Data entries:

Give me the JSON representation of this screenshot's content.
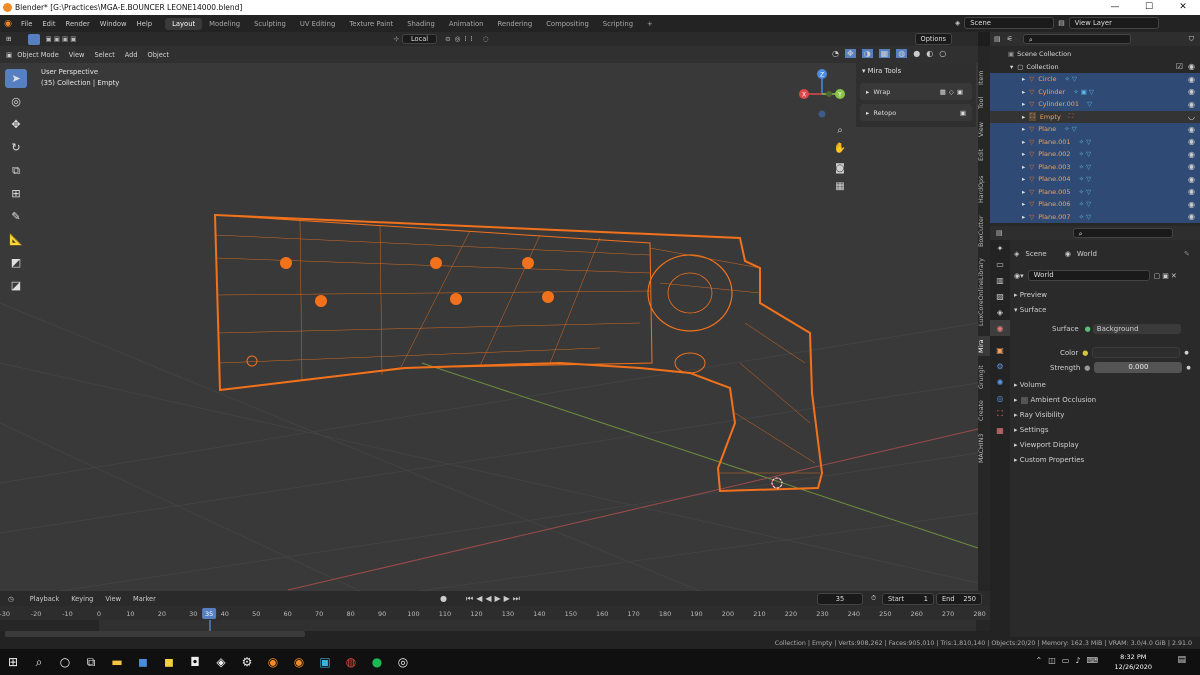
{
  "window": {
    "title": "Blender* [G:\\Practices\\MGA-E.BOUNCER LEONE14000.blend]"
  },
  "menu": {
    "items": [
      "File",
      "Edit",
      "Render",
      "Window",
      "Help"
    ]
  },
  "workspaces": [
    "Layout",
    "Modeling",
    "Sculpting",
    "UV Editing",
    "Texture Paint",
    "Shading",
    "Animation",
    "Rendering",
    "Compositing",
    "Scripting"
  ],
  "topright": {
    "scene": "Scene",
    "view_layer": "View Layer"
  },
  "viewport_header": {
    "pivot": "Local",
    "options": "Options"
  },
  "tool_header": {
    "mode": "Object Mode",
    "menus": [
      "View",
      "Select",
      "Add",
      "Object"
    ]
  },
  "viewport": {
    "perspective": "User Perspective",
    "collection": "(35) Collection | Empty"
  },
  "gizmo": {
    "x": "X",
    "y": "Y",
    "z": "Z"
  },
  "mira": {
    "title": "Mira Tools",
    "items": [
      "Wrap",
      "Retopo"
    ]
  },
  "side_tabs": [
    "Item",
    "Tool",
    "View",
    "Edit",
    "HardOps",
    "BoxCutter",
    "LuxCoreOnlineLibrary",
    "Mira",
    "Grungit",
    "Create",
    "MACHIN3"
  ],
  "outliner": {
    "scene_collection": "Scene Collection",
    "collection": "Collection",
    "items": [
      "Circle",
      "Cylinder",
      "Cylinder.001",
      "Empty",
      "Plane",
      "Plane.001",
      "Plane.002",
      "Plane.003",
      "Plane.004",
      "Plane.005",
      "Plane.006",
      "Plane.007"
    ]
  },
  "properties": {
    "breadcrumb_scene": "Scene",
    "breadcrumb_world": "World",
    "world_name": "World",
    "preview": "Preview",
    "surface": "Surface",
    "surface_label": "Surface",
    "surface_value": "Background",
    "color_label": "Color",
    "strength_label": "Strength",
    "strength_value": "0.000",
    "volume": "Volume",
    "ambient_occlusion": "Ambient Occlusion",
    "ray_visibility": "Ray Visibility",
    "settings": "Settings",
    "viewport_display": "Viewport Display",
    "custom_properties": "Custom Properties"
  },
  "timeline": {
    "menus": [
      "Playback",
      "Keying",
      "View",
      "Marker"
    ],
    "current_frame": "35",
    "start_label": "Start",
    "start": "1",
    "end_label": "End",
    "end": "250",
    "ticks": [
      "-30",
      "-20",
      "-10",
      "0",
      "10",
      "20",
      "30",
      "35",
      "40",
      "50",
      "60",
      "70",
      "80",
      "90",
      "100",
      "110",
      "120",
      "130",
      "140",
      "150",
      "160",
      "170",
      "180",
      "190",
      "200",
      "210",
      "220",
      "230",
      "240",
      "250",
      "260",
      "270",
      "280"
    ]
  },
  "status": {
    "text": "Collection | Empty | Verts:908,262 | Faces:905,010 | Tris:1,810,140 | Objects:20/20 | Memory: 162.3 MiB | VRAM: 3.0/4.0 GiB | 2.91.0"
  },
  "clock": {
    "time": "8:32 PM",
    "date": "12/26/2020"
  },
  "colors": {
    "selection": "#f2721c",
    "accent": "#5680c2",
    "viewport_bg": "#393939"
  }
}
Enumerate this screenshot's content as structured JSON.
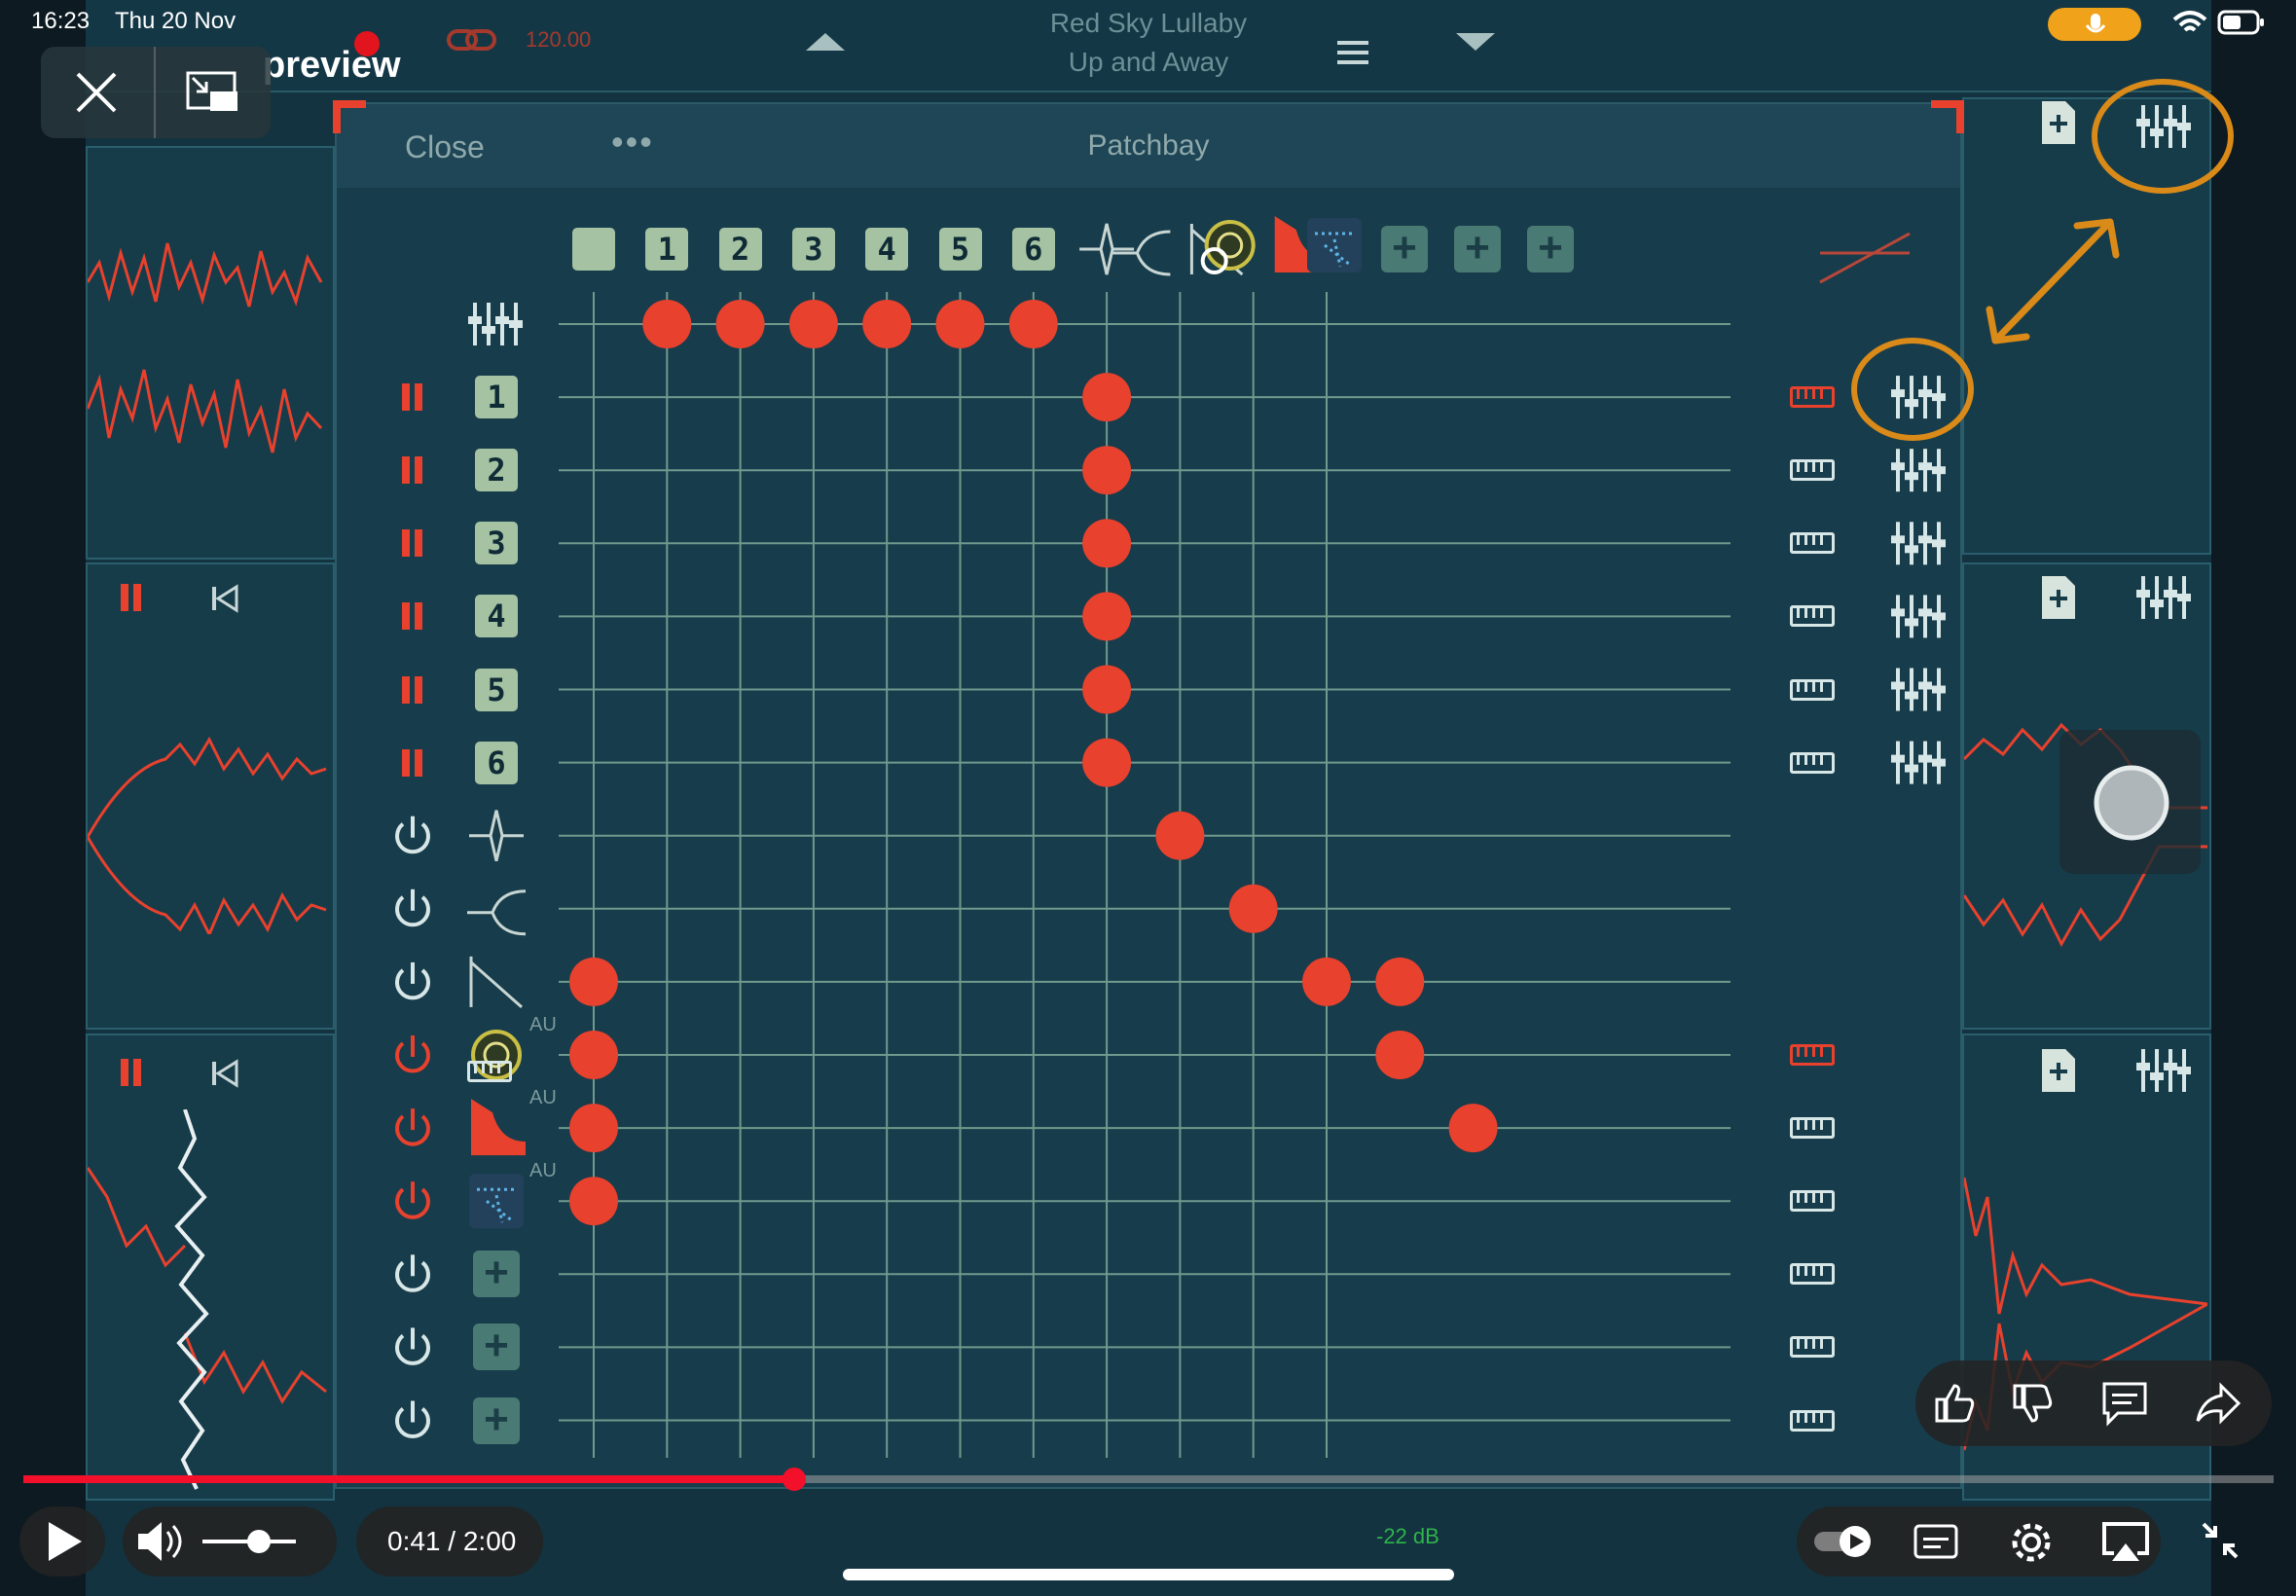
{
  "status_bar": {
    "time": "16:23",
    "date": "Thu 20 Nov"
  },
  "video_title": "preview",
  "daw": {
    "song_title": "Red Sky Lullaby",
    "subtitle": "Up and Away",
    "tempo": "120.00"
  },
  "patchbay": {
    "close_label": "Close",
    "more_label": "•••",
    "title": "Patchbay",
    "column_numbers": [
      "1",
      "2",
      "3",
      "4",
      "5",
      "6"
    ],
    "row_numbers": [
      "1",
      "2",
      "3",
      "4",
      "5",
      "6"
    ],
    "au_labels": [
      "AU",
      "AU",
      "AU"
    ],
    "plus_symbol": "+"
  },
  "player": {
    "current_time": "0:41",
    "separator": "/",
    "duration": "2:00",
    "progress_fraction": 0.3424,
    "volume_fraction": 0.6
  },
  "hud": {
    "level_db": "-22 dB"
  },
  "colors": {
    "accent_red": "#e8412d",
    "annotation_orange": "#d98a18",
    "grid_line": "#6f9a8d",
    "box_fill": "#a5c3a2"
  },
  "icons": [
    "close-icon",
    "picture-in-picture-icon",
    "mixer-icon",
    "keyboard-icon",
    "power-icon",
    "pause-icon",
    "skip-back-icon",
    "new-file-icon",
    "like-icon",
    "dislike-icon",
    "comment-icon",
    "share-icon",
    "play-icon",
    "volume-icon",
    "settings-icon",
    "airplay-icon",
    "exit-fullscreen-icon",
    "microphone-icon",
    "wifi-icon",
    "battery-icon"
  ]
}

Requirements> Your copy should repeat each entry above exactly but contain no pictures.

Correct result>
Give me the JSON representation of this screenshot's content.
{
  "window": {
    "title": "Blender* [G:\\Practices\\MGA-E.BOUNCER LEONE14000.blend]"
  },
  "menu": {
    "items": [
      "File",
      "Edit",
      "Render",
      "Window",
      "Help"
    ]
  },
  "workspaces": [
    "Layout",
    "Modeling",
    "Sculpting",
    "UV Editing",
    "Texture Paint",
    "Shading",
    "Animation",
    "Rendering",
    "Compositing",
    "Scripting"
  ],
  "topright": {
    "scene": "Scene",
    "view_layer": "View Layer"
  },
  "viewport_header": {
    "pivot": "Local",
    "options": "Options"
  },
  "tool_header": {
    "mode": "Object Mode",
    "menus": [
      "View",
      "Select",
      "Add",
      "Object"
    ]
  },
  "viewport": {
    "perspective": "User Perspective",
    "collection": "(35) Collection | Empty"
  },
  "gizmo": {
    "x": "X",
    "y": "Y",
    "z": "Z"
  },
  "mira": {
    "title": "Mira Tools",
    "items": [
      "Wrap",
      "Retopo"
    ]
  },
  "side_tabs": [
    "Item",
    "Tool",
    "View",
    "Edit",
    "HardOps",
    "BoxCutter",
    "LuxCoreOnlineLibrary",
    "Mira",
    "Grungit",
    "Create",
    "MACHIN3"
  ],
  "outliner": {
    "scene_collection": "Scene Collection",
    "collection": "Collection",
    "items": [
      "Circle",
      "Cylinder",
      "Cylinder.001",
      "Empty",
      "Plane",
      "Plane.001",
      "Plane.002",
      "Plane.003",
      "Plane.004",
      "Plane.005",
      "Plane.006",
      "Plane.007"
    ]
  },
  "properties": {
    "breadcrumb_scene": "Scene",
    "breadcrumb_world": "World",
    "world_name": "World",
    "preview": "Preview",
    "surface": "Surface",
    "surface_label": "Surface",
    "surface_value": "Background",
    "color_label": "Color",
    "strength_label": "Strength",
    "strength_value": "0.000",
    "volume": "Volume",
    "ambient_occlusion": "Ambient Occlusion",
    "ray_visibility": "Ray Visibility",
    "settings": "Settings",
    "viewport_display": "Viewport Display",
    "custom_properties": "Custom Properties"
  },
  "timeline": {
    "menus": [
      "Playback",
      "Keying",
      "View",
      "Marker"
    ],
    "current_frame": "35",
    "start_label": "Start",
    "start": "1",
    "end_label": "End",
    "end": "250",
    "ticks": [
      "-30",
      "-20",
      "-10",
      "0",
      "10",
      "20",
      "30",
      "35",
      "40",
      "50",
      "60",
      "70",
      "80",
      "90",
      "100",
      "110",
      "120",
      "130",
      "140",
      "150",
      "160",
      "170",
      "180",
      "190",
      "200",
      "210",
      "220",
      "230",
      "240",
      "250",
      "260",
      "270",
      "280"
    ]
  },
  "status": {
    "text": "Collection | Empty | Verts:908,262 | Faces:905,010 | Tris:1,810,140 | Objects:20/20 | Memory: 162.3 MiB | VRAM: 3.0/4.0 GiB | 2.91.0"
  },
  "clock": {
    "time": "8:32 PM",
    "date": "12/26/2020"
  },
  "colors": {
    "selection": "#f2721c",
    "accent": "#5680c2",
    "viewport_bg": "#393939"
  }
}
Enumerate this screenshot's content as structured JSON.
{
  "status_bar": {
    "time": "16:23",
    "date": "Thu 20 Nov"
  },
  "video_title": "preview",
  "daw": {
    "song_title": "Red Sky Lullaby",
    "subtitle": "Up and Away",
    "tempo": "120.00"
  },
  "patchbay": {
    "close_label": "Close",
    "more_label": "•••",
    "title": "Patchbay",
    "column_numbers": [
      "1",
      "2",
      "3",
      "4",
      "5",
      "6"
    ],
    "row_numbers": [
      "1",
      "2",
      "3",
      "4",
      "5",
      "6"
    ],
    "au_labels": [
      "AU",
      "AU",
      "AU"
    ],
    "plus_symbol": "+"
  },
  "player": {
    "current_time": "0:41",
    "separator": "/",
    "duration": "2:00",
    "progress_fraction": 0.3424,
    "volume_fraction": 0.6
  },
  "hud": {
    "level_db": "-22 dB"
  },
  "colors": {
    "accent_red": "#e8412d",
    "annotation_orange": "#d98a18",
    "grid_line": "#6f9a8d",
    "box_fill": "#a5c3a2"
  },
  "icons": [
    "close-icon",
    "picture-in-picture-icon",
    "mixer-icon",
    "keyboard-icon",
    "power-icon",
    "pause-icon",
    "skip-back-icon",
    "new-file-icon",
    "like-icon",
    "dislike-icon",
    "comment-icon",
    "share-icon",
    "play-icon",
    "volume-icon",
    "settings-icon",
    "airplay-icon",
    "exit-fullscreen-icon",
    "microphone-icon",
    "wifi-icon",
    "battery-icon"
  ]
}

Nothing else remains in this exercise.